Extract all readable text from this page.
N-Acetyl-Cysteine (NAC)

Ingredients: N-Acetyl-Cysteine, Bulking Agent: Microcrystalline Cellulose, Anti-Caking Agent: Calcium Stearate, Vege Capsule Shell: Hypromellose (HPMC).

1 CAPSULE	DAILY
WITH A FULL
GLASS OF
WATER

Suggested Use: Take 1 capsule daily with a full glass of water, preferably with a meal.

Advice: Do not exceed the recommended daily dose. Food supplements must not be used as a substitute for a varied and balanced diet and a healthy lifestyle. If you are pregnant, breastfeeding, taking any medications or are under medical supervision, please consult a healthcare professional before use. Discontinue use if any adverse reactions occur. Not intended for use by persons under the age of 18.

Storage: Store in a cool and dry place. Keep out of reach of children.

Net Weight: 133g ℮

================================

■ **WHAT THE TASK REQUIRES**
Each of the records should be retyped exactly.

■ **EXPECTED ANSWER**
Extract all readable text from this page.
N-Acetyl-Cysteine (NAC)

Ingredients: N-Acetyl-Cysteine, Bulking Agent: Microcrystalline Cellulose, Anti-Caking Agent: Calcium Stearate, Vege Capsule Shell: Hypromellose (HPMC).

1 CAPSULE	DAILY
WITH A FULL
GLASS OF
WATER

Suggested Use: Take 1 capsule daily with a full glass of water, preferably with a meal.

Advice: Do not exceed the recommended daily dose. Food supplements must not be used as a substitute for a varied and balanced diet and a healthy lifestyle. If you are pregnant, breastfeeding, taking any medications or are under medical supervision, please consult a healthcare professional before use. Discontinue use if any adverse reactions occur. Not intended for use by persons under the age of 18.

Storage: Store in a cool and dry place. Keep out of reach of children.

Net Weight: 133g ℮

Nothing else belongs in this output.